■ **Goal**
Word for word, retype every entry in the listing.

■ **Material supplied**

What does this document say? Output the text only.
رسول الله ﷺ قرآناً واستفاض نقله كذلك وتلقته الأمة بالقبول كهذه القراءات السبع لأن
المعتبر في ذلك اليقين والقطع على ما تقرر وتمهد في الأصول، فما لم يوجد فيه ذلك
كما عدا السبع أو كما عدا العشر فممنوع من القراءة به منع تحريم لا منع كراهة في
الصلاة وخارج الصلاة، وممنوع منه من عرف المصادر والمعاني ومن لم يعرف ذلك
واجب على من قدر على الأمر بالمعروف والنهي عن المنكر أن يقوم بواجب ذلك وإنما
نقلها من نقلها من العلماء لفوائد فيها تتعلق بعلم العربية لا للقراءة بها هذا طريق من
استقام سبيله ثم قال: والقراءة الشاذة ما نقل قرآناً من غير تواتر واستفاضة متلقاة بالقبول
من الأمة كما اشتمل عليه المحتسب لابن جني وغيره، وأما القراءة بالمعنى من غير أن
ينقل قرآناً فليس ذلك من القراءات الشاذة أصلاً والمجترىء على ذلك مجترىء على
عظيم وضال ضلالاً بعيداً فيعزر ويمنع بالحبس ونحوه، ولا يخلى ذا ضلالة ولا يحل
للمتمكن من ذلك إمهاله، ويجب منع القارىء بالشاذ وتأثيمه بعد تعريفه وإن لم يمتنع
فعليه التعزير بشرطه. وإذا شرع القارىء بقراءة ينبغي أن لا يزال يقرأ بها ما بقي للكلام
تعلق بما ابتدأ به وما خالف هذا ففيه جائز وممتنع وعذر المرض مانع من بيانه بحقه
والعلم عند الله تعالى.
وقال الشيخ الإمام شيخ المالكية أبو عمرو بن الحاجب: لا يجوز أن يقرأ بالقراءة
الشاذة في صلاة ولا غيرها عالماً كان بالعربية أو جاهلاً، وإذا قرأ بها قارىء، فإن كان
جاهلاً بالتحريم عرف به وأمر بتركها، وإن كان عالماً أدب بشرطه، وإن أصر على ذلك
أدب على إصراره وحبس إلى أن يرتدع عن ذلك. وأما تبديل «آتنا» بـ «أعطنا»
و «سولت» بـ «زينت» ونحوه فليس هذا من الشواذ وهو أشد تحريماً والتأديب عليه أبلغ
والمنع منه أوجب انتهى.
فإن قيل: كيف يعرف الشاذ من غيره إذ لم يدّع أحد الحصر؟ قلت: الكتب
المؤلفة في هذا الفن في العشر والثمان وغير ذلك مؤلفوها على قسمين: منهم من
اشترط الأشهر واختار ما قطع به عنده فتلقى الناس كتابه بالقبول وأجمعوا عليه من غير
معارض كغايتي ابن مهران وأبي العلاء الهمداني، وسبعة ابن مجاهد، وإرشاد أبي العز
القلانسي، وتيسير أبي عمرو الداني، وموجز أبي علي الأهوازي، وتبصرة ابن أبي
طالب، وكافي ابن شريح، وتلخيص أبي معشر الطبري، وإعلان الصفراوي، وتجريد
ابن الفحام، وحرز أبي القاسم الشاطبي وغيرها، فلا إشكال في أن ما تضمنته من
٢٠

■ **Response to the task**
What does this document say? Output the text only.
رسول الله ﷺ قرآناً واستفاض نقله كذلك وتلقته الأمة بالقبول كهذه القراءات السبع لأن
المعتبر في ذلك اليقين والقطع على ما تقرر وتمهد في الأصول، فما لم يوجد فيه ذلك
كما عدا السبع أو كما عدا العشر فممنوع من القراءة به منع تحريم لا منع كراهة في
الصلاة وخارج الصلاة، وممنوع منه من عرف المصادر والمعاني ومن لم يعرف ذلك
واجب على من قدر على الأمر بالمعروف والنهي عن المنكر أن يقوم بواجب ذلك وإنما
نقلها من نقلها من العلماء لفوائد فيها تتعلق بعلم العربية لا للقراءة بها هذا طريق من
استقام سبيله ثم قال: والقراءة الشاذة ما نقل قرآناً من غير تواتر واستفاضة متلقاة بالقبول
من الأمة كما اشتمل عليه المحتسب لابن جني وغيره، وأما القراءة بالمعنى من غير أن
ينقل قرآناً فليس ذلك من القراءات الشاذة أصلاً والمجترىء على ذلك مجترىء على
عظيم وضال ضلالاً بعيداً فيعزر ويمنع بالحبس ونحوه، ولا يخلى ذا ضلالة ولا يحل
للمتمكن من ذلك إمهاله، ويجب منع القارىء بالشاذ وتأثيمه بعد تعريفه وإن لم يمتنع
فعليه التعزير بشرطه. وإذا شرع القارىء بقراءة ينبغي أن لا يزال يقرأ بها ما بقي للكلام
تعلق بما ابتدأ به وما خالف هذا ففيه جائز وممتنع وعذر المرض مانع من بيانه بحقه
والعلم عند الله تعالى.
وقال الشيخ الإمام شيخ المالكية أبو عمرو بن الحاجب: لا يجوز أن يقرأ بالقراءة
الشاذة في صلاة ولا غيرها عالماً كان بالعربية أو جاهلاً، وإذا قرأ بها قارىء، فإن كان
جاهلاً بالتحريم عرف به وأمر بتركها، وإن كان عالماً أدب بشرطه، وإن أصر على ذلك
أدب على إصراره وحبس إلى أن يرتدع عن ذلك. وأما تبديل «آتنا» بـ «أعطنا»
و «سولت» بـ «زينت» ونحوه فليس هذا من الشواذ وهو أشد تحريماً والتأديب عليه أبلغ
والمنع منه أوجب انتهى.
فإن قيل: كيف يعرف الشاذ من غيره إذ لم يدّع أحد الحصر؟ قلت: الكتب
المؤلفة في هذا الفن في العشر والثمان وغير ذلك مؤلفوها على قسمين: منهم من
اشترط الأشهر واختار ما قطع به عنده فتلقى الناس كتابه بالقبول وأجمعوا عليه من غير
معارض كغايتي ابن مهران وأبي العلاء الهمداني، وسبعة ابن مجاهد، وإرشاد أبي العز
القلانسي، وتيسير أبي عمرو الداني، وموجز أبي علي الأهوازي، وتبصرة ابن أبي
طالب، وكافي ابن شريح، وتلخيص أبي معشر الطبري، وإعلان الصفراوي، وتجريد
ابن الفحام، وحرز أبي القاسم الشاطبي وغيرها، فلا إشكال في أن ما تضمنته من
٢٠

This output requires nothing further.